## start
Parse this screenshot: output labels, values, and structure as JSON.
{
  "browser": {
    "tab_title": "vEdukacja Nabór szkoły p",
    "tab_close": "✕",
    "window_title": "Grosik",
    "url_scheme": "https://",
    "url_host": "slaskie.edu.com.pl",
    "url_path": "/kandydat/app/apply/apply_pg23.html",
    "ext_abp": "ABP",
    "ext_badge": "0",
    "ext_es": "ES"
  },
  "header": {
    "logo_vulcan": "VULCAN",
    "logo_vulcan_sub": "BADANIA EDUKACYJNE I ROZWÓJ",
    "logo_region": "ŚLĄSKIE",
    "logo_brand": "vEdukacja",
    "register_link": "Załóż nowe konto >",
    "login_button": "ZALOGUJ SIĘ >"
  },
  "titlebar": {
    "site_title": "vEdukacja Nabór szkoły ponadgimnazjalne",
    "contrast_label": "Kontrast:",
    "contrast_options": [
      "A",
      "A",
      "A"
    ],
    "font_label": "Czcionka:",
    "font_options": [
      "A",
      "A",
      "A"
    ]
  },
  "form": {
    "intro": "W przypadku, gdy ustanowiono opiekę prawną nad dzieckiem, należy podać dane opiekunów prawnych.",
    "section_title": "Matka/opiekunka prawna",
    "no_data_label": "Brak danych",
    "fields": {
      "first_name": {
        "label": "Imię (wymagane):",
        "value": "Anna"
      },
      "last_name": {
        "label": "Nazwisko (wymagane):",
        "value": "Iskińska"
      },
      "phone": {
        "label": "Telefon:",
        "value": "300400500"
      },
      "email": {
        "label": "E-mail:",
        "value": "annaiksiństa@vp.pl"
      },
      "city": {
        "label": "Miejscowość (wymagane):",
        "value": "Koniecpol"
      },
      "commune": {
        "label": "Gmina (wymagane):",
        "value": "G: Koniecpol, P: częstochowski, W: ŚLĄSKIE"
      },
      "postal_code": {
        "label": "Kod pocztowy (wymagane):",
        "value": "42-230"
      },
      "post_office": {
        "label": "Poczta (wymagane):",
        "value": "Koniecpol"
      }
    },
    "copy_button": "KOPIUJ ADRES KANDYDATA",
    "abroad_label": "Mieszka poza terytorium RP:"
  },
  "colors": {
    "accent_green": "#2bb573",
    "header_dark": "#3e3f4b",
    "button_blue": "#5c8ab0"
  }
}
## end
## start
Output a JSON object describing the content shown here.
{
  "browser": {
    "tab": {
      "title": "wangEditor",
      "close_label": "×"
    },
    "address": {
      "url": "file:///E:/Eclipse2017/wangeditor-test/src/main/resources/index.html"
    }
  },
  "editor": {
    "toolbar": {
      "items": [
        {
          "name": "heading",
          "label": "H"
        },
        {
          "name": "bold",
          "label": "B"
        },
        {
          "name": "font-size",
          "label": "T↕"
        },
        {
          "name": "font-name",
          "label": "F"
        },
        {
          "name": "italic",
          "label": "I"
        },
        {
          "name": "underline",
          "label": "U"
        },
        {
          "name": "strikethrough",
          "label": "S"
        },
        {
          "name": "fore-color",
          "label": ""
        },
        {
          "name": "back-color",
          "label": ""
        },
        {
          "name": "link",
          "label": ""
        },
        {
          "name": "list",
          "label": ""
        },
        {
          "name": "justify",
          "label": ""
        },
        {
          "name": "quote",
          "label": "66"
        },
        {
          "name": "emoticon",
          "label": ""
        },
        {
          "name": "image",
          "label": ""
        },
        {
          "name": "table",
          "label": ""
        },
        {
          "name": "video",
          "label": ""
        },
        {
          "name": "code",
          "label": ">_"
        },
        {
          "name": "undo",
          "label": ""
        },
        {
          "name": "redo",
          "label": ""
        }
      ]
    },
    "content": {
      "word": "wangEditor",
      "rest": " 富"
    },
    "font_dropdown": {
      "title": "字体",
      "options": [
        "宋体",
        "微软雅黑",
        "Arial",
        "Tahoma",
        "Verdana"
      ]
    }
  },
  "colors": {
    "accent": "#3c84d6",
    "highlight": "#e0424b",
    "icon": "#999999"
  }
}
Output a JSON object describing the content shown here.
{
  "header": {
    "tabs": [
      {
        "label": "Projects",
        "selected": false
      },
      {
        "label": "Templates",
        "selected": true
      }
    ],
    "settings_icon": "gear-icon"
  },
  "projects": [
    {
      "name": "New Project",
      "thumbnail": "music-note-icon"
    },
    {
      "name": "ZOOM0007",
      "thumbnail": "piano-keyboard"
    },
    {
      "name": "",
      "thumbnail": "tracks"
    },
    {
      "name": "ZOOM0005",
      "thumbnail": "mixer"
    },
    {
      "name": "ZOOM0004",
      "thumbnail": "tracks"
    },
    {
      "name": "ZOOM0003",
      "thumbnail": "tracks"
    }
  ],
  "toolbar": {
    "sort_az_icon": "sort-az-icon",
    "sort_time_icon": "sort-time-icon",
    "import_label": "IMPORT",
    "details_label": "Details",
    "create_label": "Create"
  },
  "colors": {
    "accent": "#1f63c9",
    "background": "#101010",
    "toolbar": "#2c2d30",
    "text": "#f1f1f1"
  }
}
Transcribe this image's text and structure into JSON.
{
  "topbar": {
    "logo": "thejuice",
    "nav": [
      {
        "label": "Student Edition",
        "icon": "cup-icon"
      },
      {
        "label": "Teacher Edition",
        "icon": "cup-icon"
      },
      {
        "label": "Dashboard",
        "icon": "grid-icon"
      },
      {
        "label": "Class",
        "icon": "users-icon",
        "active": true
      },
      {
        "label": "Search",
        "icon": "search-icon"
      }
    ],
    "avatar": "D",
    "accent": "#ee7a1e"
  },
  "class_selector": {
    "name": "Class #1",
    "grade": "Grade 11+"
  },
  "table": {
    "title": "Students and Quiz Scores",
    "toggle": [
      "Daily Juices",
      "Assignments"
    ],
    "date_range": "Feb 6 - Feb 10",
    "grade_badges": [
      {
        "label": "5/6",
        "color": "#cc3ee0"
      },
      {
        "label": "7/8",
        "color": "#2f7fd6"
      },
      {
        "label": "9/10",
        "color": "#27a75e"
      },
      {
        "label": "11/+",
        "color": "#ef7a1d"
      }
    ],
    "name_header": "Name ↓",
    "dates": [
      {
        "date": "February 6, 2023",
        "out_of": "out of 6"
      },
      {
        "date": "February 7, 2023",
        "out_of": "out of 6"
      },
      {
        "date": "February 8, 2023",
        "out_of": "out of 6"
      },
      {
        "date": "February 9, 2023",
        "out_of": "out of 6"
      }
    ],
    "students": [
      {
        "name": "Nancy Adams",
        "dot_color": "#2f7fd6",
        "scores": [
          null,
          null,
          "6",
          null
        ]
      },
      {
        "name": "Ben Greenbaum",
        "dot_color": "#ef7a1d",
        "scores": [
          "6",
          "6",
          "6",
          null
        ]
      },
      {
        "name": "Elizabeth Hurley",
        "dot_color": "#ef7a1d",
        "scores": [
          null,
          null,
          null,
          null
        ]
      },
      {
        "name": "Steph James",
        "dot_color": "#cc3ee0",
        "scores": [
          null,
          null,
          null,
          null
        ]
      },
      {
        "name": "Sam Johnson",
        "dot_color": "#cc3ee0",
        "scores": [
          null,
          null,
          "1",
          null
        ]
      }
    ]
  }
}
## end
## start
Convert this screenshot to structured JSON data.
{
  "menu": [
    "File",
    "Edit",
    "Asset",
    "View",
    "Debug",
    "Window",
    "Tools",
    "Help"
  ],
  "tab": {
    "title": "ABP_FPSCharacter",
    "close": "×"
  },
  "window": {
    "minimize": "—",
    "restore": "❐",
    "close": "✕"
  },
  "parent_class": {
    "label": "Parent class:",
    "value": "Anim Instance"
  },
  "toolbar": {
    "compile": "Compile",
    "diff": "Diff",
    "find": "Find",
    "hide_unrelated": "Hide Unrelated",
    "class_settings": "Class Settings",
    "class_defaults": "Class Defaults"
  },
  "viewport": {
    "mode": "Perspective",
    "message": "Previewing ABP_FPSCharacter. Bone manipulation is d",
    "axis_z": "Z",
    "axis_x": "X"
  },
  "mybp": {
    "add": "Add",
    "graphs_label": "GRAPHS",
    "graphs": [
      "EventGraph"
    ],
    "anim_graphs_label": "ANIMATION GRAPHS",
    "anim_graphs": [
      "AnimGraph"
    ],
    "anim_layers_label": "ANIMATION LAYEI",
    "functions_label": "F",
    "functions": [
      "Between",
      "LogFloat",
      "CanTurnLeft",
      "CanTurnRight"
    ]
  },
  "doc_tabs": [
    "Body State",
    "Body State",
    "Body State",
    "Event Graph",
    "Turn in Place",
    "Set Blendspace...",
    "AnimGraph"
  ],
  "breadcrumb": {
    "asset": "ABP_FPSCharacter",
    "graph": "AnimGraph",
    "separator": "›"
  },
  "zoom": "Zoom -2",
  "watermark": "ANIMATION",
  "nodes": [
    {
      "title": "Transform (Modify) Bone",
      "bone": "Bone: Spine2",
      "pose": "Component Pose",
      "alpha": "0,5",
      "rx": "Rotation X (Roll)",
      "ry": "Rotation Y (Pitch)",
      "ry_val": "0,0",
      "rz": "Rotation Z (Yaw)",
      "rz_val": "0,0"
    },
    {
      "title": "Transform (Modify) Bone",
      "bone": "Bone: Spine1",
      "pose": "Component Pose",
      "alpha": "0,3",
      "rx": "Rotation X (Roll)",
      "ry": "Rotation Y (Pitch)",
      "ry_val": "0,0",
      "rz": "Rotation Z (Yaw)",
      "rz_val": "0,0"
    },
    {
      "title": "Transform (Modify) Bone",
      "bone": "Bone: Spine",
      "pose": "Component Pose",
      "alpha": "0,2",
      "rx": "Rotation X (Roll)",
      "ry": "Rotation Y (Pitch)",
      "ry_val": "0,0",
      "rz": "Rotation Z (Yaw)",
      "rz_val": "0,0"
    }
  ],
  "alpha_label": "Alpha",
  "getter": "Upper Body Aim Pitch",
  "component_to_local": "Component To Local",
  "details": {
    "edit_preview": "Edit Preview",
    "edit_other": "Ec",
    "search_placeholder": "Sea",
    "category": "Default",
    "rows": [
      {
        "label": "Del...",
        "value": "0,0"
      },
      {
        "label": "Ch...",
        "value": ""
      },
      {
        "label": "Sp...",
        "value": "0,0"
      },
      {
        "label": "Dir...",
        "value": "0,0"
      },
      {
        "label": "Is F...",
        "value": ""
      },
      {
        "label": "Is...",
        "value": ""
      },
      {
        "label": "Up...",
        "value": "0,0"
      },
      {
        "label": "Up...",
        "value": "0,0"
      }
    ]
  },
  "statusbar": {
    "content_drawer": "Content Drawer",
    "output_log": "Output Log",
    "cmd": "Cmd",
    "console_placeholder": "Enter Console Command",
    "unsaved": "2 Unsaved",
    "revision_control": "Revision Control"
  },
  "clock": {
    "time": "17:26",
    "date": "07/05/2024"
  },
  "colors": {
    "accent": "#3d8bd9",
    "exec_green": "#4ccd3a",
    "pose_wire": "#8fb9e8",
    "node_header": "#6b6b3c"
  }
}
## end
Pull out each line of the listing that holds the string "html".

__WORKED SOLUTION__:
    "url_path": "/kandydat/app/apply/apply_pg23.html",
      "url": "file:///E:/Eclipse2017/wangeditor-test/src/main/resources/index.html"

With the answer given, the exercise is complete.